## Start GIVEN INFORMATION
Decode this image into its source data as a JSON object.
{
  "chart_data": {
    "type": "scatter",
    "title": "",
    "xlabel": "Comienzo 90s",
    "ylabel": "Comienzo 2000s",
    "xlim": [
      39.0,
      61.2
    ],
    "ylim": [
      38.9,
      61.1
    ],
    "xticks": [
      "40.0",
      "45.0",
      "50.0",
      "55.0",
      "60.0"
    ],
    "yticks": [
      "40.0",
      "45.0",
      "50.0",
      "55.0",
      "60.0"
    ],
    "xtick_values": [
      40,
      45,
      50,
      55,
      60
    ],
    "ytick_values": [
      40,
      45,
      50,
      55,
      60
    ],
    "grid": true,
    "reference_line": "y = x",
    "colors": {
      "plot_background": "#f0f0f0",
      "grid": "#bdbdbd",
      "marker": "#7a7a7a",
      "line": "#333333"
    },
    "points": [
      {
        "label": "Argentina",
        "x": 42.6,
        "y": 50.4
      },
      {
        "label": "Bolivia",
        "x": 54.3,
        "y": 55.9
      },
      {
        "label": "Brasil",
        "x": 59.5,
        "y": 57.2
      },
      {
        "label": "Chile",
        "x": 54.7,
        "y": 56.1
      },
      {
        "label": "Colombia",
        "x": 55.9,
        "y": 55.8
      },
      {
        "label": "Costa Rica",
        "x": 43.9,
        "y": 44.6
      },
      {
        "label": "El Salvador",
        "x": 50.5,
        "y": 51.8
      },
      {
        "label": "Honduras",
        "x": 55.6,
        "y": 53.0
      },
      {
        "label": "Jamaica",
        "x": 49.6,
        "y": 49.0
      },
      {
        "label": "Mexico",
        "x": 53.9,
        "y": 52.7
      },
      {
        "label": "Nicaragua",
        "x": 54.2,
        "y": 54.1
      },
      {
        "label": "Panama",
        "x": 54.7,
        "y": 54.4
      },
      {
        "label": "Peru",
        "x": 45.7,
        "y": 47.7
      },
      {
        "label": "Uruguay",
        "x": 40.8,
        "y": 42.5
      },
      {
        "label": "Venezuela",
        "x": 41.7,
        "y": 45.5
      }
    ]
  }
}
## End GIVEN INFORMATION
■ REQUIREMENT
Give all the entries again exactly; leave none out.

■ RESULT
Decode this image into its source data as a JSON object.
{
  "chart_data": {
    "type": "scatter",
    "title": "",
    "xlabel": "Comienzo 90s",
    "ylabel": "Comienzo 2000s",
    "xlim": [
      39.0,
      61.2
    ],
    "ylim": [
      38.9,
      61.1
    ],
    "xticks": [
      "40.0",
      "45.0",
      "50.0",
      "55.0",
      "60.0"
    ],
    "yticks": [
      "40.0",
      "45.0",
      "50.0",
      "55.0",
      "60.0"
    ],
    "xtick_values": [
      40,
      45,
      50,
      55,
      60
    ],
    "ytick_values": [
      40,
      45,
      50,
      55,
      60
    ],
    "grid": true,
    "reference_line": "y = x",
    "colors": {
      "plot_background": "#f0f0f0",
      "grid": "#bdbdbd",
      "marker": "#7a7a7a",
      "line": "#333333"
    },
    "points": [
      {
        "label": "Argentina",
        "x": 42.6,
        "y": 50.4
      },
      {
        "label": "Bolivia",
        "x": 54.3,
        "y": 55.9
      },
      {
        "label": "Brasil",
        "x": 59.5,
        "y": 57.2
      },
      {
        "label": "Chile",
        "x": 54.7,
        "y": 56.1
      },
      {
        "label": "Colombia",
        "x": 55.9,
        "y": 55.8
      },
      {
        "label": "Costa Rica",
        "x": 43.9,
        "y": 44.6
      },
      {
        "label": "El Salvador",
        "x": 50.5,
        "y": 51.8
      },
      {
        "label": "Honduras",
        "x": 55.6,
        "y": 53.0
      },
      {
        "label": "Jamaica",
        "x": 49.6,
        "y": 49.0
      },
      {
        "label": "Mexico",
        "x": 53.9,
        "y": 52.7
      },
      {
        "label": "Nicaragua",
        "x": 54.2,
        "y": 54.1
      },
      {
        "label": "Panama",
        "x": 54.7,
        "y": 54.4
      },
      {
        "label": "Peru",
        "x": 45.7,
        "y": 47.7
      },
      {
        "label": "Uruguay",
        "x": 40.8,
        "y": 42.5
      },
      {
        "label": "Venezuela",
        "x": 41.7,
        "y": 45.5
      }
    ]
  }
}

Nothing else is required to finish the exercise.